start

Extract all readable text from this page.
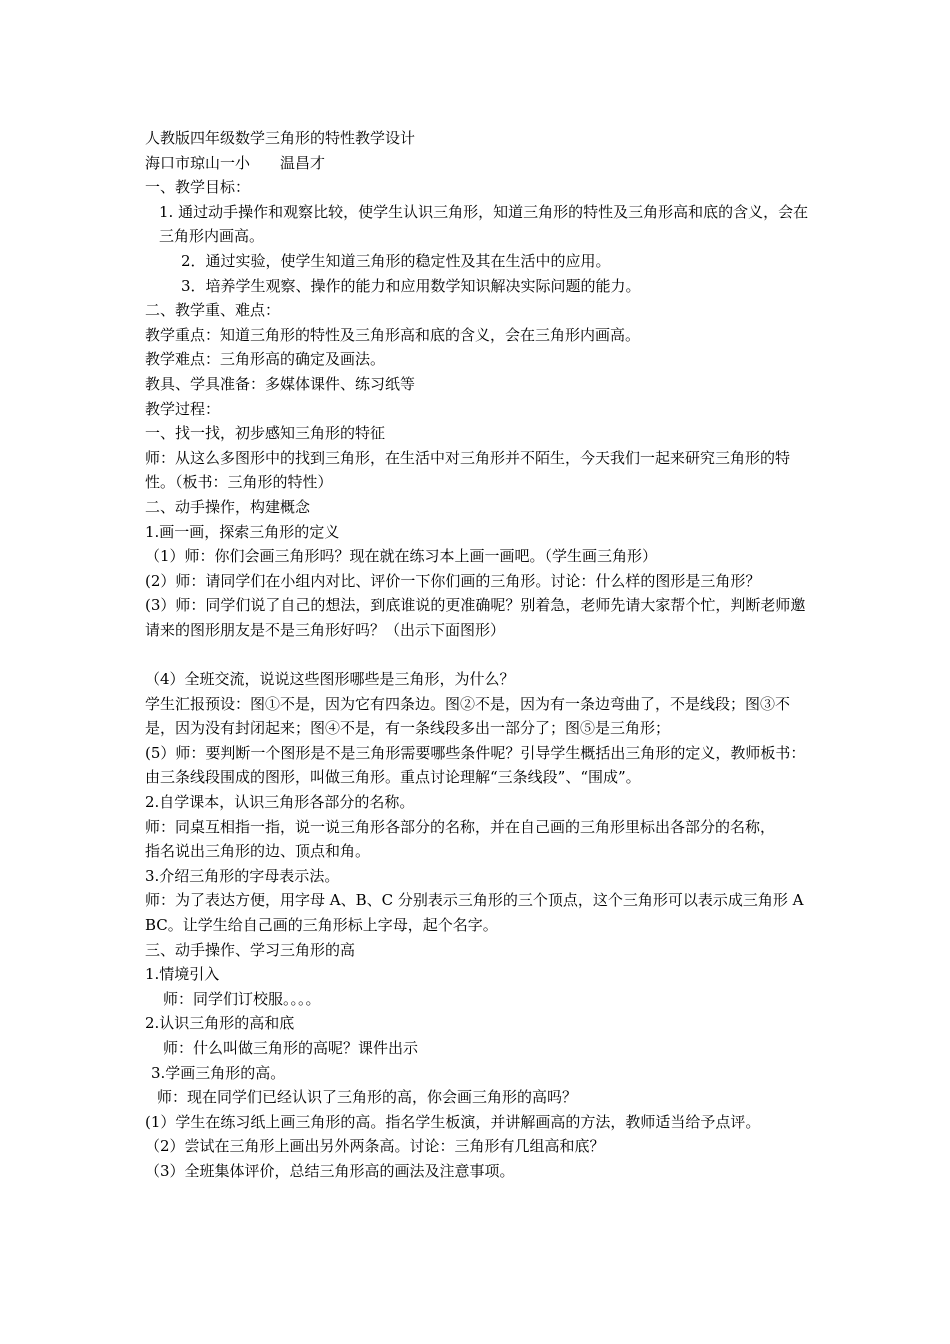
人教版四年级数学三角形的特性教学设计

海口市琼山一小　　温昌才

一、教学目标：

1. 通过动手操作和观察比较，使学生认识三角形，知道三角形的特性及三角形高和底的含义，会在三角形内画高。

2．通过实验，使学生知道三角形的稳定性及其在生活中的应用。

3．培养学生观察、操作的能力和应用数学知识解决实际问题的能力。

二、教学重、难点：

教学重点：知道三角形的特性及三角形高和底的含义，会在三角形内画高。

教学难点：三角形高的确定及画法。

教具、学具准备：多媒体课件、练习纸等

教学过程：

一、找一找，初步感知三角形的特征

师：从这么多图形中的找到三角形，在生活中对三角形并不陌生，今天我们一起来研究三角形的特性。（板书：三角形的特性）

二、动手操作，构建概念

1.画一画，探索三角形的定义

（1）师：你们会画三角形吗？现在就在练习本上画一画吧。（学生画三角形）

(2）师：请同学们在小组内对比、评价一下你们画的三角形。讨论：什么样的图形是三角形？

(3）师：同学们说了自己的想法，到底谁说的更准确呢？别着急，老师先请大家帮个忙，判断老师邀请来的图形朋友是不是三角形好吗？（出示下面图形）

（4）全班交流，说说这些图形哪些是三角形，为什么？

学生汇报预设：图①不是，因为它有四条边。图②不是，因为有一条边弯曲了，不是线段；图③不是，因为没有封闭起来；图④不是，有一条线段多出一部分了；图⑤是三角形；

(5）师：要判断一个图形是不是三角形需要哪些条件呢？引导学生概括出三角形的定义，教师板书：由三条线段围成的图形，叫做三角形。重点讨论理解“三条线段”、“围成”。

2.自学课本，认识三角形各部分的名称。

师：同桌互相指一指，说一说三角形各部分的名称，并在自己画的三角形里标出各部分的名称，

指名说出三角形的边、顶点和角。

3.介绍三角形的字母表示法。

师：为了表达方便，用字母 A、B、C 分别表示三角形的三个顶点，这个三角形可以表示成三角形 ABC。让学生给自己画的三角形标上字母，起个名字。

三、动手操作、学习三角形的高

1.情境引入

师：同学们订校服。。。。

2.认识三角形的高和底

师：什么叫做三角形的高呢？课件出示

3.学画三角形的高。

师：现在同学们已经认识了三角形的高，你会画三角形的高吗？

(1）学生在练习纸上画三角形的高。指名学生板演，并讲解画高的方法，教师适当给予点评。

（2）尝试在三角形上画出另外两条高。讨论：三角形有几组高和底？

（3）全班集体评价，总结三角形高的画法及注意事项。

end

- **REQUEST**:
Retype each record exactly as it stands, but do not include the pictures.

- **REPLY**:
Extract all readable text from this page.
人教版四年级数学三角形的特性教学设计

海口市琼山一小　　温昌才

一、教学目标：

1. 通过动手操作和观察比较，使学生认识三角形，知道三角形的特性及三角形高和底的含义，会在三角形内画高。

2．通过实验，使学生知道三角形的稳定性及其在生活中的应用。

3．培养学生观察、操作的能力和应用数学知识解决实际问题的能力。

二、教学重、难点：

教学重点：知道三角形的特性及三角形高和底的含义，会在三角形内画高。

教学难点：三角形高的确定及画法。

教具、学具准备：多媒体课件、练习纸等

教学过程：

一、找一找，初步感知三角形的特征

师：从这么多图形中的找到三角形，在生活中对三角形并不陌生，今天我们一起来研究三角形的特性。（板书：三角形的特性）

二、动手操作，构建概念

1.画一画，探索三角形的定义

（1）师：你们会画三角形吗？现在就在练习本上画一画吧。（学生画三角形）

(2）师：请同学们在小组内对比、评价一下你们画的三角形。讨论：什么样的图形是三角形？

(3）师：同学们说了自己的想法，到底谁说的更准确呢？别着急，老师先请大家帮个忙，判断老师邀请来的图形朋友是不是三角形好吗？（出示下面图形）

（4）全班交流，说说这些图形哪些是三角形，为什么？

学生汇报预设：图①不是，因为它有四条边。图②不是，因为有一条边弯曲了，不是线段；图③不是，因为没有封闭起来；图④不是，有一条线段多出一部分了；图⑤是三角形；

(5）师：要判断一个图形是不是三角形需要哪些条件呢？引导学生概括出三角形的定义，教师板书：由三条线段围成的图形，叫做三角形。重点讨论理解“三条线段”、“围成”。

2.自学课本，认识三角形各部分的名称。

师：同桌互相指一指，说一说三角形各部分的名称，并在自己画的三角形里标出各部分的名称，

指名说出三角形的边、顶点和角。

3.介绍三角形的字母表示法。

师：为了表达方便，用字母 A、B、C 分别表示三角形的三个顶点，这个三角形可以表示成三角形 ABC。让学生给自己画的三角形标上字母，起个名字。

三、动手操作、学习三角形的高

1.情境引入

师：同学们订校服。。。。

2.认识三角形的高和底

师：什么叫做三角形的高呢？课件出示

3.学画三角形的高。

师：现在同学们已经认识了三角形的高，你会画三角形的高吗？

(1）学生在练习纸上画三角形的高。指名学生板演，并讲解画高的方法，教师适当给予点评。

（2）尝试在三角形上画出另外两条高。讨论：三角形有几组高和底？

（3）全班集体评价，总结三角形高的画法及注意事项。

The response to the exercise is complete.